• WRITTEN EXERCISE:
Repeat every line of the material, character for character.

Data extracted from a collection

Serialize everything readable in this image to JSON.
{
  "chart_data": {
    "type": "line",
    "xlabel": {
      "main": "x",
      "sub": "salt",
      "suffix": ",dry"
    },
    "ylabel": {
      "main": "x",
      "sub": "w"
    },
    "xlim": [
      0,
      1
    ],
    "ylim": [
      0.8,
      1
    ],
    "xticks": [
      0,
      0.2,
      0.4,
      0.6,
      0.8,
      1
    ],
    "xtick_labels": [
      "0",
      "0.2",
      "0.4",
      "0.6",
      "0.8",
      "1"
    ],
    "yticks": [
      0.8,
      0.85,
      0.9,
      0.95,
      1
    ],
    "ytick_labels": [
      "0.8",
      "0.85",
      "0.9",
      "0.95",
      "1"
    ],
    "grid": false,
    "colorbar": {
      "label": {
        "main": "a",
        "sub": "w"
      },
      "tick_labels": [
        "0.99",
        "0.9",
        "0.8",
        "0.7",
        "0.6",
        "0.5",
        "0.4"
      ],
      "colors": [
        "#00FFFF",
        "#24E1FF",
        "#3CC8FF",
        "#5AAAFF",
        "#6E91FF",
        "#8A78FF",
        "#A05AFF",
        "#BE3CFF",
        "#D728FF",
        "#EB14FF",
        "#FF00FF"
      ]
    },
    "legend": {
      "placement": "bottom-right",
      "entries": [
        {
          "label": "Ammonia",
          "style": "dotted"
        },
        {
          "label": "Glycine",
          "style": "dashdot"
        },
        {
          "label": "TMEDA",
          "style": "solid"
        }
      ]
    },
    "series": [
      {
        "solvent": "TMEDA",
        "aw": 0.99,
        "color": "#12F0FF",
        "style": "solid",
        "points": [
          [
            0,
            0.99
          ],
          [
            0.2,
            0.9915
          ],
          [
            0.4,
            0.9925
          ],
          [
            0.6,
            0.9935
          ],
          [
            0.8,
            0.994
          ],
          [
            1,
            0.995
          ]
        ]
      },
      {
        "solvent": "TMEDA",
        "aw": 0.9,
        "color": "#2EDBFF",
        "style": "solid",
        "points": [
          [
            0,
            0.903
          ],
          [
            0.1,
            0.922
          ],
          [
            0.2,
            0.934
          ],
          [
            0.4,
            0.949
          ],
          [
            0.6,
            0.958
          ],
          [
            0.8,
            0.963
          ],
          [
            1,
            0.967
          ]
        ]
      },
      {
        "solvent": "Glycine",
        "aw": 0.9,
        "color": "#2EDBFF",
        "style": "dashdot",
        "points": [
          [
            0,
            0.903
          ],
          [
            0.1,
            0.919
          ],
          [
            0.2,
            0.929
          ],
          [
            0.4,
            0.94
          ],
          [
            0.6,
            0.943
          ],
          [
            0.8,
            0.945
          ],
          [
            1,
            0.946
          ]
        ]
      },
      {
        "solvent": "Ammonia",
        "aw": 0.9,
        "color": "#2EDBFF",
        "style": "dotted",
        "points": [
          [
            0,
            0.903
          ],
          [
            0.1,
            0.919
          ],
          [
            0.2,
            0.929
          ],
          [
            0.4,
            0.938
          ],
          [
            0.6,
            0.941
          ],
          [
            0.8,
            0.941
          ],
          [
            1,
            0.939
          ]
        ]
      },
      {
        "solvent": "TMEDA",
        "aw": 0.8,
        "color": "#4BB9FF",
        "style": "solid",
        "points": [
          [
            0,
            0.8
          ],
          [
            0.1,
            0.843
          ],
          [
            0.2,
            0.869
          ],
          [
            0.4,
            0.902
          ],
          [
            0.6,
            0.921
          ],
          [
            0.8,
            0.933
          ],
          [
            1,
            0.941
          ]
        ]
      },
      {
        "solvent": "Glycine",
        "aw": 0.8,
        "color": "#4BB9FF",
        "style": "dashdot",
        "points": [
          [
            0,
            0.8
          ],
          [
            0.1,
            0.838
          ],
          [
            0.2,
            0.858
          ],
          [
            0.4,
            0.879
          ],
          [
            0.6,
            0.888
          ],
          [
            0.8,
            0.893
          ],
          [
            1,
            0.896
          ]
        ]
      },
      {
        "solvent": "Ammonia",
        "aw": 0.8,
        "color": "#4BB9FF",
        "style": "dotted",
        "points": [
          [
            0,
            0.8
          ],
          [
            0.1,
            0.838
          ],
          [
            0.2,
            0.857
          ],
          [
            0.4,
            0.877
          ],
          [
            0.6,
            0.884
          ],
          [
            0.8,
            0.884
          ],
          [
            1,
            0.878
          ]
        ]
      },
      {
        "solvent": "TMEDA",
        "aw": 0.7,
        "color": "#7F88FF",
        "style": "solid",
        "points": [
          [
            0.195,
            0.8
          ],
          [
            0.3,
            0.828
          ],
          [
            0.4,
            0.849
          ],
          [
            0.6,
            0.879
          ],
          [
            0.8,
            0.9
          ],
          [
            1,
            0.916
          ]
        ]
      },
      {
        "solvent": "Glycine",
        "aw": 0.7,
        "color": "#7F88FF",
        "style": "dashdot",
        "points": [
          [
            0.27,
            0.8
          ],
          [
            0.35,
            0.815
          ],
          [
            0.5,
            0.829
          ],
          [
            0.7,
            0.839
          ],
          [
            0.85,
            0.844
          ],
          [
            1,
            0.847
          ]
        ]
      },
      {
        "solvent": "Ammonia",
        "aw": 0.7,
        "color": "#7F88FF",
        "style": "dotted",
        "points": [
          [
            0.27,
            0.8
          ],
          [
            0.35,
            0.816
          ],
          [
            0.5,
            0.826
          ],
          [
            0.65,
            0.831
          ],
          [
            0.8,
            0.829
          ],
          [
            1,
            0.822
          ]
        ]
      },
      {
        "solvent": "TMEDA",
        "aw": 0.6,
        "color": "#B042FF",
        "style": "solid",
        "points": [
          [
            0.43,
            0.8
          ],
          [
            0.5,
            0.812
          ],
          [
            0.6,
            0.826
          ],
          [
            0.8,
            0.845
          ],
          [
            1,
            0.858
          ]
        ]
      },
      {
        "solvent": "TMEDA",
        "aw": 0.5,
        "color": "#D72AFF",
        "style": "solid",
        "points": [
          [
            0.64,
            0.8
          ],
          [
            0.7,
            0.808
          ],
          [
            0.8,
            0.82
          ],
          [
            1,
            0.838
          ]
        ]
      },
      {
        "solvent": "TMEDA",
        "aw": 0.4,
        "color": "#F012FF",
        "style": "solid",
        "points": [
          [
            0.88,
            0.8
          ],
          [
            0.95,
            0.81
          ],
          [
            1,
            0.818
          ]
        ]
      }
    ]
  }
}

• EXERCISE RESPONSE:
Serialize everything readable in this image to JSON.
{
  "chart_data": {
    "type": "line",
    "xlabel": {
      "main": "x",
      "sub": "salt",
      "suffix": ",dry"
    },
    "ylabel": {
      "main": "x",
      "sub": "w"
    },
    "xlim": [
      0,
      1
    ],
    "ylim": [
      0.8,
      1
    ],
    "xticks": [
      0,
      0.2,
      0.4,
      0.6,
      0.8,
      1
    ],
    "xtick_labels": [
      "0",
      "0.2",
      "0.4",
      "0.6",
      "0.8",
      "1"
    ],
    "yticks": [
      0.8,
      0.85,
      0.9,
      0.95,
      1
    ],
    "ytick_labels": [
      "0.8",
      "0.85",
      "0.9",
      "0.95",
      "1"
    ],
    "grid": false,
    "colorbar": {
      "label": {
        "main": "a",
        "sub": "w"
      },
      "tick_labels": [
        "0.99",
        "0.9",
        "0.8",
        "0.7",
        "0.6",
        "0.5",
        "0.4"
      ],
      "colors": [
        "#00FFFF",
        "#24E1FF",
        "#3CC8FF",
        "#5AAAFF",
        "#6E91FF",
        "#8A78FF",
        "#A05AFF",
        "#BE3CFF",
        "#D728FF",
        "#EB14FF",
        "#FF00FF"
      ]
    },
    "legend": {
      "placement": "bottom-right",
      "entries": [
        {
          "label": "Ammonia",
          "style": "dotted"
        },
        {
          "label": "Glycine",
          "style": "dashdot"
        },
        {
          "label": "TMEDA",
          "style": "solid"
        }
      ]
    },
    "series": [
      {
        "solvent": "TMEDA",
        "aw": 0.99,
        "color": "#12F0FF",
        "style": "solid",
        "points": [
          [
            0,
            0.99
          ],
          [
            0.2,
            0.9915
          ],
          [
            0.4,
            0.9925
          ],
          [
            0.6,
            0.9935
          ],
          [
            0.8,
            0.994
          ],
          [
            1,
            0.995
          ]
        ]
      },
      {
        "solvent": "TMEDA",
        "aw": 0.9,
        "color": "#2EDBFF",
        "style": "solid",
        "points": [
          [
            0,
            0.903
          ],
          [
            0.1,
            0.922
          ],
          [
            0.2,
            0.934
          ],
          [
            0.4,
            0.949
          ],
          [
            0.6,
            0.958
          ],
          [
            0.8,
            0.963
          ],
          [
            1,
            0.967
          ]
        ]
      },
      {
        "solvent": "Glycine",
        "aw": 0.9,
        "color": "#2EDBFF",
        "style": "dashdot",
        "points": [
          [
            0,
            0.903
          ],
          [
            0.1,
            0.919
          ],
          [
            0.2,
            0.929
          ],
          [
            0.4,
            0.94
          ],
          [
            0.6,
            0.943
          ],
          [
            0.8,
            0.945
          ],
          [
            1,
            0.946
          ]
        ]
      },
      {
        "solvent": "Ammonia",
        "aw": 0.9,
        "color": "#2EDBFF",
        "style": "dotted",
        "points": [
          [
            0,
            0.903
          ],
          [
            0.1,
            0.919
          ],
          [
            0.2,
            0.929
          ],
          [
            0.4,
            0.938
          ],
          [
            0.6,
            0.941
          ],
          [
            0.8,
            0.941
          ],
          [
            1,
            0.939
          ]
        ]
      },
      {
        "solvent": "TMEDA",
        "aw": 0.8,
        "color": "#4BB9FF",
        "style": "solid",
        "points": [
          [
            0,
            0.8
          ],
          [
            0.1,
            0.843
          ],
          [
            0.2,
            0.869
          ],
          [
            0.4,
            0.902
          ],
          [
            0.6,
            0.921
          ],
          [
            0.8,
            0.933
          ],
          [
            1,
            0.941
          ]
        ]
      },
      {
        "solvent": "Glycine",
        "aw": 0.8,
        "color": "#4BB9FF",
        "style": "dashdot",
        "points": [
          [
            0,
            0.8
          ],
          [
            0.1,
            0.838
          ],
          [
            0.2,
            0.858
          ],
          [
            0.4,
            0.879
          ],
          [
            0.6,
            0.888
          ],
          [
            0.8,
            0.893
          ],
          [
            1,
            0.896
          ]
        ]
      },
      {
        "solvent": "Ammonia",
        "aw": 0.8,
        "color": "#4BB9FF",
        "style": "dotted",
        "points": [
          [
            0,
            0.8
          ],
          [
            0.1,
            0.838
          ],
          [
            0.2,
            0.857
          ],
          [
            0.4,
            0.877
          ],
          [
            0.6,
            0.884
          ],
          [
            0.8,
            0.884
          ],
          [
            1,
            0.878
          ]
        ]
      },
      {
        "solvent": "TMEDA",
        "aw": 0.7,
        "color": "#7F88FF",
        "style": "solid",
        "points": [
          [
            0.195,
            0.8
          ],
          [
            0.3,
            0.828
          ],
          [
            0.4,
            0.849
          ],
          [
            0.6,
            0.879
          ],
          [
            0.8,
            0.9
          ],
          [
            1,
            0.916
          ]
        ]
      },
      {
        "solvent": "Glycine",
        "aw": 0.7,
        "color": "#7F88FF",
        "style": "dashdot",
        "points": [
          [
            0.27,
            0.8
          ],
          [
            0.35,
            0.815
          ],
          [
            0.5,
            0.829
          ],
          [
            0.7,
            0.839
          ],
          [
            0.85,
            0.844
          ],
          [
            1,
            0.847
          ]
        ]
      },
      {
        "solvent": "Ammonia",
        "aw": 0.7,
        "color": "#7F88FF",
        "style": "dotted",
        "points": [
          [
            0.27,
            0.8
          ],
          [
            0.35,
            0.816
          ],
          [
            0.5,
            0.826
          ],
          [
            0.65,
            0.831
          ],
          [
            0.8,
            0.829
          ],
          [
            1,
            0.822
          ]
        ]
      },
      {
        "solvent": "TMEDA",
        "aw": 0.6,
        "color": "#B042FF",
        "style": "solid",
        "points": [
          [
            0.43,
            0.8
          ],
          [
            0.5,
            0.812
          ],
          [
            0.6,
            0.826
          ],
          [
            0.8,
            0.845
          ],
          [
            1,
            0.858
          ]
        ]
      },
      {
        "solvent": "TMEDA",
        "aw": 0.5,
        "color": "#D72AFF",
        "style": "solid",
        "points": [
          [
            0.64,
            0.8
          ],
          [
            0.7,
            0.808
          ],
          [
            0.8,
            0.82
          ],
          [
            1,
            0.838
          ]
        ]
      },
      {
        "solvent": "TMEDA",
        "aw": 0.4,
        "color": "#F012FF",
        "style": "solid",
        "points": [
          [
            0.88,
            0.8
          ],
          [
            0.95,
            0.81
          ],
          [
            1,
            0.818
          ]
        ]
      }
    ]
  }
}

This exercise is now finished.